Quote the records beneath, complete and exact. Leave out images.
···
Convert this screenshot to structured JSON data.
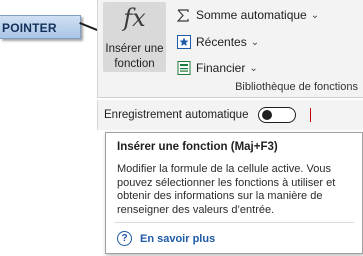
{
  "callout": {
    "label": "POINTER"
  },
  "ribbon": {
    "insert_function": {
      "icon": "fx-icon",
      "glyph": "fx",
      "label_line1": "Insérer une",
      "label_line2": "fonction"
    },
    "items": [
      {
        "icon": "sigma-icon",
        "glyph": "∑",
        "label": "Somme automatique",
        "chevron": "⌄"
      },
      {
        "icon": "star-icon",
        "glyph": "★",
        "label": "Récentes",
        "chevron": "⌄"
      },
      {
        "icon": "book-icon",
        "glyph": "▤",
        "label": "Financier",
        "chevron": "⌄"
      }
    ],
    "group_label": "Bibliothèque de fonctions"
  },
  "autosave": {
    "label": "Enregistrement automatique",
    "state": "off"
  },
  "tooltip": {
    "title": "Insérer une fonction (Maj+F3)",
    "body": "Modifier la formule de la cellule active. Vous pouvez sélectionner les fonctions à utiliser et obtenir des informations sur la manière de renseigner des valeurs d’entrée.",
    "help_icon": "?",
    "link": "En savoir plus"
  },
  "colors": {
    "link": "#1e5aa8",
    "callout_bg": "#cfe0f3",
    "ribbon_bg": "#f3f3f3"
  }
}
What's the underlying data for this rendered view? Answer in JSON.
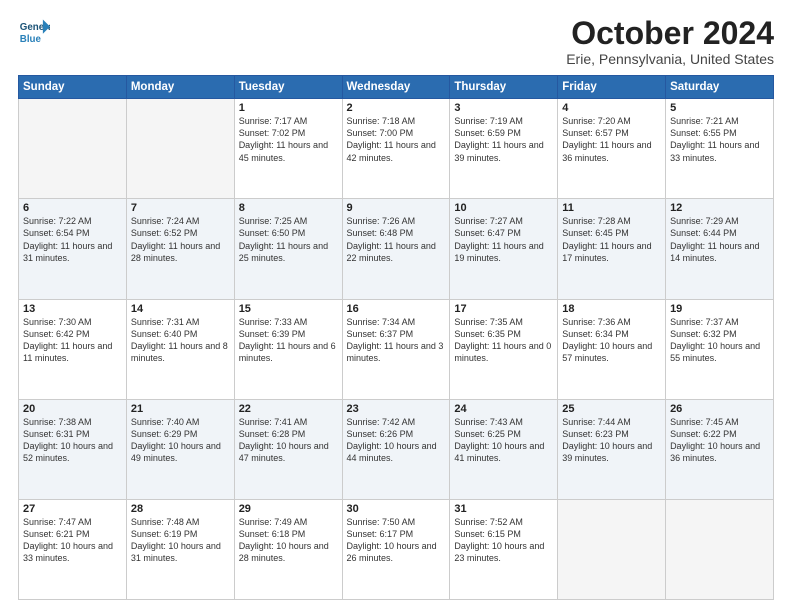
{
  "header": {
    "logo_line1": "General",
    "logo_line2": "Blue",
    "month": "October 2024",
    "location": "Erie, Pennsylvania, United States"
  },
  "weekdays": [
    "Sunday",
    "Monday",
    "Tuesday",
    "Wednesday",
    "Thursday",
    "Friday",
    "Saturday"
  ],
  "weeks": [
    [
      {
        "day": "",
        "info": ""
      },
      {
        "day": "",
        "info": ""
      },
      {
        "day": "1",
        "info": "Sunrise: 7:17 AM\nSunset: 7:02 PM\nDaylight: 11 hours and 45 minutes."
      },
      {
        "day": "2",
        "info": "Sunrise: 7:18 AM\nSunset: 7:00 PM\nDaylight: 11 hours and 42 minutes."
      },
      {
        "day": "3",
        "info": "Sunrise: 7:19 AM\nSunset: 6:59 PM\nDaylight: 11 hours and 39 minutes."
      },
      {
        "day": "4",
        "info": "Sunrise: 7:20 AM\nSunset: 6:57 PM\nDaylight: 11 hours and 36 minutes."
      },
      {
        "day": "5",
        "info": "Sunrise: 7:21 AM\nSunset: 6:55 PM\nDaylight: 11 hours and 33 minutes."
      }
    ],
    [
      {
        "day": "6",
        "info": "Sunrise: 7:22 AM\nSunset: 6:54 PM\nDaylight: 11 hours and 31 minutes."
      },
      {
        "day": "7",
        "info": "Sunrise: 7:24 AM\nSunset: 6:52 PM\nDaylight: 11 hours and 28 minutes."
      },
      {
        "day": "8",
        "info": "Sunrise: 7:25 AM\nSunset: 6:50 PM\nDaylight: 11 hours and 25 minutes."
      },
      {
        "day": "9",
        "info": "Sunrise: 7:26 AM\nSunset: 6:48 PM\nDaylight: 11 hours and 22 minutes."
      },
      {
        "day": "10",
        "info": "Sunrise: 7:27 AM\nSunset: 6:47 PM\nDaylight: 11 hours and 19 minutes."
      },
      {
        "day": "11",
        "info": "Sunrise: 7:28 AM\nSunset: 6:45 PM\nDaylight: 11 hours and 17 minutes."
      },
      {
        "day": "12",
        "info": "Sunrise: 7:29 AM\nSunset: 6:44 PM\nDaylight: 11 hours and 14 minutes."
      }
    ],
    [
      {
        "day": "13",
        "info": "Sunrise: 7:30 AM\nSunset: 6:42 PM\nDaylight: 11 hours and 11 minutes."
      },
      {
        "day": "14",
        "info": "Sunrise: 7:31 AM\nSunset: 6:40 PM\nDaylight: 11 hours and 8 minutes."
      },
      {
        "day": "15",
        "info": "Sunrise: 7:33 AM\nSunset: 6:39 PM\nDaylight: 11 hours and 6 minutes."
      },
      {
        "day": "16",
        "info": "Sunrise: 7:34 AM\nSunset: 6:37 PM\nDaylight: 11 hours and 3 minutes."
      },
      {
        "day": "17",
        "info": "Sunrise: 7:35 AM\nSunset: 6:35 PM\nDaylight: 11 hours and 0 minutes."
      },
      {
        "day": "18",
        "info": "Sunrise: 7:36 AM\nSunset: 6:34 PM\nDaylight: 10 hours and 57 minutes."
      },
      {
        "day": "19",
        "info": "Sunrise: 7:37 AM\nSunset: 6:32 PM\nDaylight: 10 hours and 55 minutes."
      }
    ],
    [
      {
        "day": "20",
        "info": "Sunrise: 7:38 AM\nSunset: 6:31 PM\nDaylight: 10 hours and 52 minutes."
      },
      {
        "day": "21",
        "info": "Sunrise: 7:40 AM\nSunset: 6:29 PM\nDaylight: 10 hours and 49 minutes."
      },
      {
        "day": "22",
        "info": "Sunrise: 7:41 AM\nSunset: 6:28 PM\nDaylight: 10 hours and 47 minutes."
      },
      {
        "day": "23",
        "info": "Sunrise: 7:42 AM\nSunset: 6:26 PM\nDaylight: 10 hours and 44 minutes."
      },
      {
        "day": "24",
        "info": "Sunrise: 7:43 AM\nSunset: 6:25 PM\nDaylight: 10 hours and 41 minutes."
      },
      {
        "day": "25",
        "info": "Sunrise: 7:44 AM\nSunset: 6:23 PM\nDaylight: 10 hours and 39 minutes."
      },
      {
        "day": "26",
        "info": "Sunrise: 7:45 AM\nSunset: 6:22 PM\nDaylight: 10 hours and 36 minutes."
      }
    ],
    [
      {
        "day": "27",
        "info": "Sunrise: 7:47 AM\nSunset: 6:21 PM\nDaylight: 10 hours and 33 minutes."
      },
      {
        "day": "28",
        "info": "Sunrise: 7:48 AM\nSunset: 6:19 PM\nDaylight: 10 hours and 31 minutes."
      },
      {
        "day": "29",
        "info": "Sunrise: 7:49 AM\nSunset: 6:18 PM\nDaylight: 10 hours and 28 minutes."
      },
      {
        "day": "30",
        "info": "Sunrise: 7:50 AM\nSunset: 6:17 PM\nDaylight: 10 hours and 26 minutes."
      },
      {
        "day": "31",
        "info": "Sunrise: 7:52 AM\nSunset: 6:15 PM\nDaylight: 10 hours and 23 minutes."
      },
      {
        "day": "",
        "info": ""
      },
      {
        "day": "",
        "info": ""
      }
    ]
  ]
}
···
** In response **
Convert this screenshot to structured JSON data.
{
  "callout": {
    "label": "POINTER"
  },
  "ribbon": {
    "insert_function": {
      "icon": "fx-icon",
      "glyph": "fx",
      "label_line1": "Insérer une",
      "label_line2": "fonction"
    },
    "items": [
      {
        "icon": "sigma-icon",
        "glyph": "∑",
        "label": "Somme automatique",
        "chevron": "⌄"
      },
      {
        "icon": "star-icon",
        "glyph": "★",
        "label": "Récentes",
        "chevron": "⌄"
      },
      {
        "icon": "book-icon",
        "glyph": "▤",
        "label": "Financier",
        "chevron": "⌄"
      }
    ],
    "group_label": "Bibliothèque de fonctions"
  },
  "autosave": {
    "label": "Enregistrement automatique",
    "state": "off"
  },
  "tooltip": {
    "title": "Insérer une fonction (Maj+F3)",
    "body": "Modifier la formule de la cellule active. Vous pouvez sélectionner les fonctions à utiliser et obtenir des informations sur la manière de renseigner des valeurs d’entrée.",
    "help_icon": "?",
    "link": "En savoir plus"
  },
  "colors": {
    "link": "#1e5aa8",
    "callout_bg": "#cfe0f3",
    "ribbon_bg": "#f3f3f3"
  }
}
What's the underlying data for this rendered view? Answer in JSON.
{
  "header": {
    "logo_line1": "General",
    "logo_line2": "Blue",
    "month": "October 2024",
    "location": "Erie, Pennsylvania, United States"
  },
  "weekdays": [
    "Sunday",
    "Monday",
    "Tuesday",
    "Wednesday",
    "Thursday",
    "Friday",
    "Saturday"
  ],
  "weeks": [
    [
      {
        "day": "",
        "info": ""
      },
      {
        "day": "",
        "info": ""
      },
      {
        "day": "1",
        "info": "Sunrise: 7:17 AM\nSunset: 7:02 PM\nDaylight: 11 hours and 45 minutes."
      },
      {
        "day": "2",
        "info": "Sunrise: 7:18 AM\nSunset: 7:00 PM\nDaylight: 11 hours and 42 minutes."
      },
      {
        "day": "3",
        "info": "Sunrise: 7:19 AM\nSunset: 6:59 PM\nDaylight: 11 hours and 39 minutes."
      },
      {
        "day": "4",
        "info": "Sunrise: 7:20 AM\nSunset: 6:57 PM\nDaylight: 11 hours and 36 minutes."
      },
      {
        "day": "5",
        "info": "Sunrise: 7:21 AM\nSunset: 6:55 PM\nDaylight: 11 hours and 33 minutes."
      }
    ],
    [
      {
        "day": "6",
        "info": "Sunrise: 7:22 AM\nSunset: 6:54 PM\nDaylight: 11 hours and 31 minutes."
      },
      {
        "day": "7",
        "info": "Sunrise: 7:24 AM\nSunset: 6:52 PM\nDaylight: 11 hours and 28 minutes."
      },
      {
        "day": "8",
        "info": "Sunrise: 7:25 AM\nSunset: 6:50 PM\nDaylight: 11 hours and 25 minutes."
      },
      {
        "day": "9",
        "info": "Sunrise: 7:26 AM\nSunset: 6:48 PM\nDaylight: 11 hours and 22 minutes."
      },
      {
        "day": "10",
        "info": "Sunrise: 7:27 AM\nSunset: 6:47 PM\nDaylight: 11 hours and 19 minutes."
      },
      {
        "day": "11",
        "info": "Sunrise: 7:28 AM\nSunset: 6:45 PM\nDaylight: 11 hours and 17 minutes."
      },
      {
        "day": "12",
        "info": "Sunrise: 7:29 AM\nSunset: 6:44 PM\nDaylight: 11 hours and 14 minutes."
      }
    ],
    [
      {
        "day": "13",
        "info": "Sunrise: 7:30 AM\nSunset: 6:42 PM\nDaylight: 11 hours and 11 minutes."
      },
      {
        "day": "14",
        "info": "Sunrise: 7:31 AM\nSunset: 6:40 PM\nDaylight: 11 hours and 8 minutes."
      },
      {
        "day": "15",
        "info": "Sunrise: 7:33 AM\nSunset: 6:39 PM\nDaylight: 11 hours and 6 minutes."
      },
      {
        "day": "16",
        "info": "Sunrise: 7:34 AM\nSunset: 6:37 PM\nDaylight: 11 hours and 3 minutes."
      },
      {
        "day": "17",
        "info": "Sunrise: 7:35 AM\nSunset: 6:35 PM\nDaylight: 11 hours and 0 minutes."
      },
      {
        "day": "18",
        "info": "Sunrise: 7:36 AM\nSunset: 6:34 PM\nDaylight: 10 hours and 57 minutes."
      },
      {
        "day": "19",
        "info": "Sunrise: 7:37 AM\nSunset: 6:32 PM\nDaylight: 10 hours and 55 minutes."
      }
    ],
    [
      {
        "day": "20",
        "info": "Sunrise: 7:38 AM\nSunset: 6:31 PM\nDaylight: 10 hours and 52 minutes."
      },
      {
        "day": "21",
        "info": "Sunrise: 7:40 AM\nSunset: 6:29 PM\nDaylight: 10 hours and 49 minutes."
      },
      {
        "day": "22",
        "info": "Sunrise: 7:41 AM\nSunset: 6:28 PM\nDaylight: 10 hours and 47 minutes."
      },
      {
        "day": "23",
        "info": "Sunrise: 7:42 AM\nSunset: 6:26 PM\nDaylight: 10 hours and 44 minutes."
      },
      {
        "day": "24",
        "info": "Sunrise: 7:43 AM\nSunset: 6:25 PM\nDaylight: 10 hours and 41 minutes."
      },
      {
        "day": "25",
        "info": "Sunrise: 7:44 AM\nSunset: 6:23 PM\nDaylight: 10 hours and 39 minutes."
      },
      {
        "day": "26",
        "info": "Sunrise: 7:45 AM\nSunset: 6:22 PM\nDaylight: 10 hours and 36 minutes."
      }
    ],
    [
      {
        "day": "27",
        "info": "Sunrise: 7:47 AM\nSunset: 6:21 PM\nDaylight: 10 hours and 33 minutes."
      },
      {
        "day": "28",
        "info": "Sunrise: 7:48 AM\nSunset: 6:19 PM\nDaylight: 10 hours and 31 minutes."
      },
      {
        "day": "29",
        "info": "Sunrise: 7:49 AM\nSunset: 6:18 PM\nDaylight: 10 hours and 28 minutes."
      },
      {
        "day": "30",
        "info": "Sunrise: 7:50 AM\nSunset: 6:17 PM\nDaylight: 10 hours and 26 minutes."
      },
      {
        "day": "31",
        "info": "Sunrise: 7:52 AM\nSunset: 6:15 PM\nDaylight: 10 hours and 23 minutes."
      },
      {
        "day": "",
        "info": ""
      },
      {
        "day": "",
        "info": ""
      }
    ]
  ]
}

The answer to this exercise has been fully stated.